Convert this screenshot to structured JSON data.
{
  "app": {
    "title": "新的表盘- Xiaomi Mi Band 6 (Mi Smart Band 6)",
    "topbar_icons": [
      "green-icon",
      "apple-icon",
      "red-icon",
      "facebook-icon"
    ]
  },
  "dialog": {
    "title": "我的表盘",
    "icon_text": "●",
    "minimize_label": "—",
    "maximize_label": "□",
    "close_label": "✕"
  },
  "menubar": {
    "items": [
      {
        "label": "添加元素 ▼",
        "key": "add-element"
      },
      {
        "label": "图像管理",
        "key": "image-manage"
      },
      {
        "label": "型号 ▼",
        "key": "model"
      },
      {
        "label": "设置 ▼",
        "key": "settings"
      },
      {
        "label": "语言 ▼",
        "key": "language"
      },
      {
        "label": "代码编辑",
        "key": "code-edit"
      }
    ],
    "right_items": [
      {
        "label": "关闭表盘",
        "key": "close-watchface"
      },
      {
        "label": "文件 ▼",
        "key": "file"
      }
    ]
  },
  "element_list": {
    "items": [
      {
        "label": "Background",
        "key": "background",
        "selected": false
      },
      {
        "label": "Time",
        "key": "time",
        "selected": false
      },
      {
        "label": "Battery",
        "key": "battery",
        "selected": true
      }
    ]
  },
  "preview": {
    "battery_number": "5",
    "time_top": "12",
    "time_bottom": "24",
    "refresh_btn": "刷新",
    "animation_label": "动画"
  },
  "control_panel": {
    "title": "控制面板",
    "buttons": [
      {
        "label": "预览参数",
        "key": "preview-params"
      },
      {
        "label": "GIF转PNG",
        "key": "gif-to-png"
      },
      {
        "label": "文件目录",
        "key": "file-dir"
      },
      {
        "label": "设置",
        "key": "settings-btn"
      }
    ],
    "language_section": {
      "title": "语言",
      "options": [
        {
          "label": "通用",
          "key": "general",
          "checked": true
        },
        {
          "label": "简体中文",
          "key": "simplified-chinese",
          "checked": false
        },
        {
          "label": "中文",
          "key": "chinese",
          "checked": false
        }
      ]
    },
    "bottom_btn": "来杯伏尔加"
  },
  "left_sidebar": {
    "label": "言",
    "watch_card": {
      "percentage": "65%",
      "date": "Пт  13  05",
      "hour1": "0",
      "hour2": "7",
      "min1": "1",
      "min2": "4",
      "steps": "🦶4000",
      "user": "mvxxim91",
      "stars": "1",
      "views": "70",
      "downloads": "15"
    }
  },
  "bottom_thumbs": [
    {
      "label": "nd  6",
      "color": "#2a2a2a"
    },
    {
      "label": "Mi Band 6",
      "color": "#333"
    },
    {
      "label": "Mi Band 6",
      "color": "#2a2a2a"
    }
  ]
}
---
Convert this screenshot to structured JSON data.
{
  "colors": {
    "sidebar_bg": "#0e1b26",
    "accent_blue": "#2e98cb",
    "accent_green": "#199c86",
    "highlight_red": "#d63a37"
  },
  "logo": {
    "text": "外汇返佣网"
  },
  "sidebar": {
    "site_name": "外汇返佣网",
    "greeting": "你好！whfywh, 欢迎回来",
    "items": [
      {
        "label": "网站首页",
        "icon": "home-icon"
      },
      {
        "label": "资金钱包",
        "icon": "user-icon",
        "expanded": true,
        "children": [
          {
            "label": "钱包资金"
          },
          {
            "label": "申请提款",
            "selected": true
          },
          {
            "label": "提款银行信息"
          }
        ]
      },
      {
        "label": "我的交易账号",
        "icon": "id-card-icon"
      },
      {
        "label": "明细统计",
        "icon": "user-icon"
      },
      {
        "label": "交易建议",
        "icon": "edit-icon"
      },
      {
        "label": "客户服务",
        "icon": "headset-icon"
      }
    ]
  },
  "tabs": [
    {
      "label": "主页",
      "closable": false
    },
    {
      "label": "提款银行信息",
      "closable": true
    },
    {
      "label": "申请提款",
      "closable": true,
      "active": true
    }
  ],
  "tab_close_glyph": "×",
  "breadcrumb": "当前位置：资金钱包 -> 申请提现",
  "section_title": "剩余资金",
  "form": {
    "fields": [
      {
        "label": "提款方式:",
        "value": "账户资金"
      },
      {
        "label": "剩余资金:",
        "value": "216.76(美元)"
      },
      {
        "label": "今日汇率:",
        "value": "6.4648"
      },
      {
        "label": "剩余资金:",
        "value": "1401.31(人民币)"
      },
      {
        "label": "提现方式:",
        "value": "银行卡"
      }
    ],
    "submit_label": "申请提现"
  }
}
--
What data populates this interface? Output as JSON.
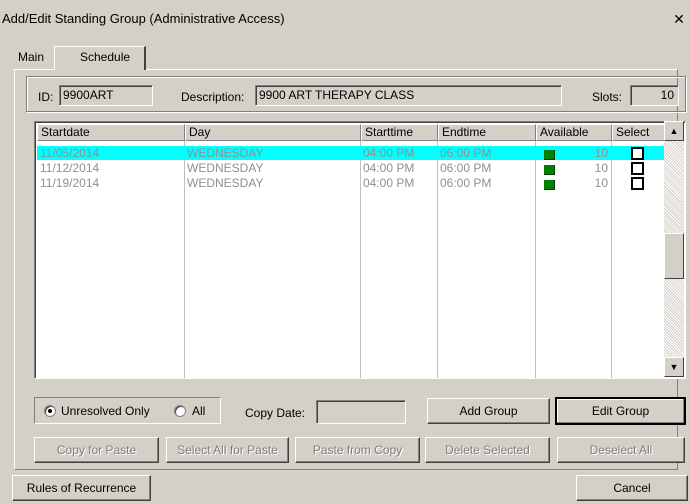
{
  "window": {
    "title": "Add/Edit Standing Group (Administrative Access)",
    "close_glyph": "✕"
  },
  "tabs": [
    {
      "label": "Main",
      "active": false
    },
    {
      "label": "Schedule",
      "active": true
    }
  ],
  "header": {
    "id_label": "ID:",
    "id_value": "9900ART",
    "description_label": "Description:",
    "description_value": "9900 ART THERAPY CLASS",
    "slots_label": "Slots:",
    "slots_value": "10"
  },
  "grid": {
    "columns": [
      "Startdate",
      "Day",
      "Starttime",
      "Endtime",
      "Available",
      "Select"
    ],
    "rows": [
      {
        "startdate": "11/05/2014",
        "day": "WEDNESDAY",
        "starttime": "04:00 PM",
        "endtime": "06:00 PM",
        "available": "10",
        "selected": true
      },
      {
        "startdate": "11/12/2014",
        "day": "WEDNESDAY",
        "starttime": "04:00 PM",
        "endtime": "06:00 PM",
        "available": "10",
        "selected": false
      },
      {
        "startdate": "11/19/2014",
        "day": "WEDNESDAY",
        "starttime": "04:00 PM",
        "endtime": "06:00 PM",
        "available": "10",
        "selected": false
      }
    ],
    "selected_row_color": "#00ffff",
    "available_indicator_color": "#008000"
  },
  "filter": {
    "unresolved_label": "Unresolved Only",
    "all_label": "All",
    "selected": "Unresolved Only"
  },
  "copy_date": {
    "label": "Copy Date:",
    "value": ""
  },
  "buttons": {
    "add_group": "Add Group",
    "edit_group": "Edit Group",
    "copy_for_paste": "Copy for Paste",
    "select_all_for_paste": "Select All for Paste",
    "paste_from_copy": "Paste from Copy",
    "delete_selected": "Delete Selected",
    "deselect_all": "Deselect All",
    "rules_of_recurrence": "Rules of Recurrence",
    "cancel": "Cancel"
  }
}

• Exercise requirements: Which lines contain the word "user"? Copy each of them.

• Answer below:
      "user": "mvxxim91",
        "icon": "user-icon",
        "icon": "user-icon"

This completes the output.